**Figure data in JSON**
-=-=-=-=-

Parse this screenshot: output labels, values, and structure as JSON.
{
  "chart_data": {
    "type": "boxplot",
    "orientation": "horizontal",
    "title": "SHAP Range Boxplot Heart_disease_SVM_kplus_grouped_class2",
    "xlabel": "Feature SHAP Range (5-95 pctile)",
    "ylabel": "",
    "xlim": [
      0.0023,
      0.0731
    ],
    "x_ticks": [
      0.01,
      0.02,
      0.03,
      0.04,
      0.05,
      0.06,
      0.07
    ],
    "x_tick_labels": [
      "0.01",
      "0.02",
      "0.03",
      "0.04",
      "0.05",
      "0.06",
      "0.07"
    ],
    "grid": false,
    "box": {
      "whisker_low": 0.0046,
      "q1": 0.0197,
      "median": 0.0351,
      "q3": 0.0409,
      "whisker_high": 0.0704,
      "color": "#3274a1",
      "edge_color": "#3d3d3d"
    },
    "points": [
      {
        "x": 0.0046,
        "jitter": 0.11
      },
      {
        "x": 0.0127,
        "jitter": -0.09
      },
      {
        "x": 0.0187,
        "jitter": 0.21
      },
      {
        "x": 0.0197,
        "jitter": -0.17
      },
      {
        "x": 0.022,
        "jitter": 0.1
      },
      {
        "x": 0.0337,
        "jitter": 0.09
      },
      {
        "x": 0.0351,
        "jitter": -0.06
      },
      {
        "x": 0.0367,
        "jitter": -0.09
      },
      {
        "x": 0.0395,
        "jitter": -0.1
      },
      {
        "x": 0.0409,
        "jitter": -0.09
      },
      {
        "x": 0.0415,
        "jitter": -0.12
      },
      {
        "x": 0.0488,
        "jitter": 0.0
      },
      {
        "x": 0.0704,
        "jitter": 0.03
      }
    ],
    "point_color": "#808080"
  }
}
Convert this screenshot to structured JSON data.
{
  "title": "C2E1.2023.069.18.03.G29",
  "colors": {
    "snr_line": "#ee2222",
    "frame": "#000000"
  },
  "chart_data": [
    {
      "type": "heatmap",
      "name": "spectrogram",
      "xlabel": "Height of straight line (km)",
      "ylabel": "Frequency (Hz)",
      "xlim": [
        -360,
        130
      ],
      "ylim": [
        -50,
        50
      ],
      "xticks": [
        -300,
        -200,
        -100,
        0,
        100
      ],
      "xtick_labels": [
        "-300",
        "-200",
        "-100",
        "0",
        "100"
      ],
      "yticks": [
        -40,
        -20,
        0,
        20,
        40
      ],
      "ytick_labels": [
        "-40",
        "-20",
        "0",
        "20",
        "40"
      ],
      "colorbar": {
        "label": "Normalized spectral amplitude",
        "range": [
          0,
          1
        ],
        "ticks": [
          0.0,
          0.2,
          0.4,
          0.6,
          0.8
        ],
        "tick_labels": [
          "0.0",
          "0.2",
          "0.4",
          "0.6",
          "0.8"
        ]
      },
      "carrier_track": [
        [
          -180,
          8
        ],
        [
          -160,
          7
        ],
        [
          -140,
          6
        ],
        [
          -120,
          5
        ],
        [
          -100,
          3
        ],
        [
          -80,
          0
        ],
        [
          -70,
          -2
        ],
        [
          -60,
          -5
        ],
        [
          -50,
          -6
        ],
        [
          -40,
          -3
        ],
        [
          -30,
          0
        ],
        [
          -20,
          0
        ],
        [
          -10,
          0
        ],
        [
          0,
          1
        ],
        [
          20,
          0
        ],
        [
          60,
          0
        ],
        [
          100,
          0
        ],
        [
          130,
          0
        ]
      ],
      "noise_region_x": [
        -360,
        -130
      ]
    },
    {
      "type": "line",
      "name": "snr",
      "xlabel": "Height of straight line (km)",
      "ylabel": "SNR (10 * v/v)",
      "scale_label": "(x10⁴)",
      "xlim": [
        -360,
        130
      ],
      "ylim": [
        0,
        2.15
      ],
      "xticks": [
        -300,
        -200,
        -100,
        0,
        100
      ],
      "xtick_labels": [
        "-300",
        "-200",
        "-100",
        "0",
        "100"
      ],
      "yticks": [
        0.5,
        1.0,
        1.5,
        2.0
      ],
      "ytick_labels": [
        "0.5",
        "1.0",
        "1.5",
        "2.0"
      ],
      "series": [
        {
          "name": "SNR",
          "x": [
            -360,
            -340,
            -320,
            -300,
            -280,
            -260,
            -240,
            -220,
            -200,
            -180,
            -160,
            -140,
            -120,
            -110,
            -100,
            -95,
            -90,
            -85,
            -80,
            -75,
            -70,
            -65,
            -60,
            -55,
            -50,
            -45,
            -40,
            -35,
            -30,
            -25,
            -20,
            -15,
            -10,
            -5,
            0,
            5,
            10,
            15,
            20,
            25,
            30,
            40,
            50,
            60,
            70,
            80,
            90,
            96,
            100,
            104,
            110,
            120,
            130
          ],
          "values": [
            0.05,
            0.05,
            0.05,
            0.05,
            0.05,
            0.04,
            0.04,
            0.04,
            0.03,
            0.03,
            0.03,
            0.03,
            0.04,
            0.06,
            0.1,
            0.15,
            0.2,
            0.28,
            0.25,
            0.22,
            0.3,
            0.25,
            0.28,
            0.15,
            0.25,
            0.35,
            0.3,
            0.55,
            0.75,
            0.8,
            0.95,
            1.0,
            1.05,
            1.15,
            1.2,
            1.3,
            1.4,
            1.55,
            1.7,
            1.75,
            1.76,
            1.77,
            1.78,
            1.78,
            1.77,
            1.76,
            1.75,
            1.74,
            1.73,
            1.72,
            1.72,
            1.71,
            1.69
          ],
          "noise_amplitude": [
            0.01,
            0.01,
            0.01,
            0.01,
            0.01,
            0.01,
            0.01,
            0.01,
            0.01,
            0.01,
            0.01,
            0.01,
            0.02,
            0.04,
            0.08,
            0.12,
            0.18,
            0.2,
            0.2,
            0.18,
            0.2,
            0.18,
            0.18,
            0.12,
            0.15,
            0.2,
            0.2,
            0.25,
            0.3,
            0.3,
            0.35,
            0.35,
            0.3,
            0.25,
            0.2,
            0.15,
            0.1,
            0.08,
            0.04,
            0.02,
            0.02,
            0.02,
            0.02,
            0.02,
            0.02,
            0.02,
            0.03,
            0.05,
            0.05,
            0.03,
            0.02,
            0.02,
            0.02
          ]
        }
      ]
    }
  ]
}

-=-=-=-=-

The listing above should be transcribed in full, exactly as written.

**Solution to this problem**
Parse this screenshot: output labels, values, and structure as JSON.
{
  "chart_data": {
    "type": "boxplot",
    "orientation": "horizontal",
    "title": "SHAP Range Boxplot Heart_disease_SVM_kplus_grouped_class2",
    "xlabel": "Feature SHAP Range (5-95 pctile)",
    "ylabel": "",
    "xlim": [
      0.0023,
      0.0731
    ],
    "x_ticks": [
      0.01,
      0.02,
      0.03,
      0.04,
      0.05,
      0.06,
      0.07
    ],
    "x_tick_labels": [
      "0.01",
      "0.02",
      "0.03",
      "0.04",
      "0.05",
      "0.06",
      "0.07"
    ],
    "grid": false,
    "box": {
      "whisker_low": 0.0046,
      "q1": 0.0197,
      "median": 0.0351,
      "q3": 0.0409,
      "whisker_high": 0.0704,
      "color": "#3274a1",
      "edge_color": "#3d3d3d"
    },
    "points": [
      {
        "x": 0.0046,
        "jitter": 0.11
      },
      {
        "x": 0.0127,
        "jitter": -0.09
      },
      {
        "x": 0.0187,
        "jitter": 0.21
      },
      {
        "x": 0.0197,
        "jitter": -0.17
      },
      {
        "x": 0.022,
        "jitter": 0.1
      },
      {
        "x": 0.0337,
        "jitter": 0.09
      },
      {
        "x": 0.0351,
        "jitter": -0.06
      },
      {
        "x": 0.0367,
        "jitter": -0.09
      },
      {
        "x": 0.0395,
        "jitter": -0.1
      },
      {
        "x": 0.0409,
        "jitter": -0.09
      },
      {
        "x": 0.0415,
        "jitter": -0.12
      },
      {
        "x": 0.0488,
        "jitter": 0.0
      },
      {
        "x": 0.0704,
        "jitter": 0.03
      }
    ],
    "point_color": "#808080"
  }
}
Convert this screenshot to structured JSON data.
{
  "title": "C2E1.2023.069.18.03.G29",
  "colors": {
    "snr_line": "#ee2222",
    "frame": "#000000"
  },
  "chart_data": [
    {
      "type": "heatmap",
      "name": "spectrogram",
      "xlabel": "Height of straight line (km)",
      "ylabel": "Frequency (Hz)",
      "xlim": [
        -360,
        130
      ],
      "ylim": [
        -50,
        50
      ],
      "xticks": [
        -300,
        -200,
        -100,
        0,
        100
      ],
      "xtick_labels": [
        "-300",
        "-200",
        "-100",
        "0",
        "100"
      ],
      "yticks": [
        -40,
        -20,
        0,
        20,
        40
      ],
      "ytick_labels": [
        "-40",
        "-20",
        "0",
        "20",
        "40"
      ],
      "colorbar": {
        "label": "Normalized spectral amplitude",
        "range": [
          0,
          1
        ],
        "ticks": [
          0.0,
          0.2,
          0.4,
          0.6,
          0.8
        ],
        "tick_labels": [
          "0.0",
          "0.2",
          "0.4",
          "0.6",
          "0.8"
        ]
      },
      "carrier_track": [
        [
          -180,
          8
        ],
        [
          -160,
          7
        ],
        [
          -140,
          6
        ],
        [
          -120,
          5
        ],
        [
          -100,
          3
        ],
        [
          -80,
          0
        ],
        [
          -70,
          -2
        ],
        [
          -60,
          -5
        ],
        [
          -50,
          -6
        ],
        [
          -40,
          -3
        ],
        [
          -30,
          0
        ],
        [
          -20,
          0
        ],
        [
          -10,
          0
        ],
        [
          0,
          1
        ],
        [
          20,
          0
        ],
        [
          60,
          0
        ],
        [
          100,
          0
        ],
        [
          130,
          0
        ]
      ],
      "noise_region_x": [
        -360,
        -130
      ]
    },
    {
      "type": "line",
      "name": "snr",
      "xlabel": "Height of straight line (km)",
      "ylabel": "SNR (10 * v/v)",
      "scale_label": "(x10⁴)",
      "xlim": [
        -360,
        130
      ],
      "ylim": [
        0,
        2.15
      ],
      "xticks": [
        -300,
        -200,
        -100,
        0,
        100
      ],
      "xtick_labels": [
        "-300",
        "-200",
        "-100",
        "0",
        "100"
      ],
      "yticks": [
        0.5,
        1.0,
        1.5,
        2.0
      ],
      "ytick_labels": [
        "0.5",
        "1.0",
        "1.5",
        "2.0"
      ],
      "series": [
        {
          "name": "SNR",
          "x": [
            -360,
            -340,
            -320,
            -300,
            -280,
            -260,
            -240,
            -220,
            -200,
            -180,
            -160,
            -140,
            -120,
            -110,
            -100,
            -95,
            -90,
            -85,
            -80,
            -75,
            -70,
            -65,
            -60,
            -55,
            -50,
            -45,
            -40,
            -35,
            -30,
            -25,
            -20,
            -15,
            -10,
            -5,
            0,
            5,
            10,
            15,
            20,
            25,
            30,
            40,
            50,
            60,
            70,
            80,
            90,
            96,
            100,
            104,
            110,
            120,
            130
          ],
          "values": [
            0.05,
            0.05,
            0.05,
            0.05,
            0.05,
            0.04,
            0.04,
            0.04,
            0.03,
            0.03,
            0.03,
            0.03,
            0.04,
            0.06,
            0.1,
            0.15,
            0.2,
            0.28,
            0.25,
            0.22,
            0.3,
            0.25,
            0.28,
            0.15,
            0.25,
            0.35,
            0.3,
            0.55,
            0.75,
            0.8,
            0.95,
            1.0,
            1.05,
            1.15,
            1.2,
            1.3,
            1.4,
            1.55,
            1.7,
            1.75,
            1.76,
            1.77,
            1.78,
            1.78,
            1.77,
            1.76,
            1.75,
            1.74,
            1.73,
            1.72,
            1.72,
            1.71,
            1.69
          ],
          "noise_amplitude": [
            0.01,
            0.01,
            0.01,
            0.01,
            0.01,
            0.01,
            0.01,
            0.01,
            0.01,
            0.01,
            0.01,
            0.01,
            0.02,
            0.04,
            0.08,
            0.12,
            0.18,
            0.2,
            0.2,
            0.18,
            0.2,
            0.18,
            0.18,
            0.12,
            0.15,
            0.2,
            0.2,
            0.25,
            0.3,
            0.3,
            0.35,
            0.35,
            0.3,
            0.25,
            0.2,
            0.15,
            0.1,
            0.08,
            0.04,
            0.02,
            0.02,
            0.02,
            0.02,
            0.02,
            0.02,
            0.02,
            0.03,
            0.05,
            0.05,
            0.03,
            0.02,
            0.02,
            0.02
          ]
        }
      ]
    }
  ]
}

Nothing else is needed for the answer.